--- BEGIN ---

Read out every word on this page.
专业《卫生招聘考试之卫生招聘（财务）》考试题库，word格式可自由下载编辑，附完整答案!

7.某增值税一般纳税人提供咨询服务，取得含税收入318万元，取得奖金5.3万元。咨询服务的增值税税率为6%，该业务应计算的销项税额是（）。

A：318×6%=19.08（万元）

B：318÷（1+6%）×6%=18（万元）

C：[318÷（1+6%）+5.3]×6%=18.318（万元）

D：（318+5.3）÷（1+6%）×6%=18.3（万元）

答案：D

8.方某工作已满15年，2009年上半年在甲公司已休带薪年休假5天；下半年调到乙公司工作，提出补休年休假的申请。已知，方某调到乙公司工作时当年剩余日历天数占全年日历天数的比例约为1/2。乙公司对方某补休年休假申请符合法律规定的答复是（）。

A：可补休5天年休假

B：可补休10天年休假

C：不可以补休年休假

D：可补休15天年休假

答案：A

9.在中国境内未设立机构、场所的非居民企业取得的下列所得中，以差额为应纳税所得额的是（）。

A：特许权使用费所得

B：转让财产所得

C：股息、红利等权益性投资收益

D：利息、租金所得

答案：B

--- END ---

SET EXERCISE:
Return all of the data exactly as it reads.

TASK SOLUTION:
Read out every word on this page.
专业《卫生招聘考试之卫生招聘（财务）》考试题库，word格式可自由下载编辑，附完整答案!

7.某增值税一般纳税人提供咨询服务，取得含税收入318万元，取得奖金5.3万元。咨询服务的增值税税率为6%，该业务应计算的销项税额是（）。

A：318×6%=19.08（万元）

B：318÷（1+6%）×6%=18（万元）

C：[318÷（1+6%）+5.3]×6%=18.318（万元）

D：（318+5.3）÷（1+6%）×6%=18.3（万元）

答案：D

8.方某工作已满15年，2009年上半年在甲公司已休带薪年休假5天；下半年调到乙公司工作，提出补休年休假的申请。已知，方某调到乙公司工作时当年剩余日历天数占全年日历天数的比例约为1/2。乙公司对方某补休年休假申请符合法律规定的答复是（）。

A：可补休5天年休假

B：可补休10天年休假

C：不可以补休年休假

D：可补休15天年休假

答案：A

9.在中国境内未设立机构、场所的非居民企业取得的下列所得中，以差额为应纳税所得额的是（）。

A：特许权使用费所得

B：转让财产所得

C：股息、红利等权益性投资收益

D：利息、租金所得

答案：B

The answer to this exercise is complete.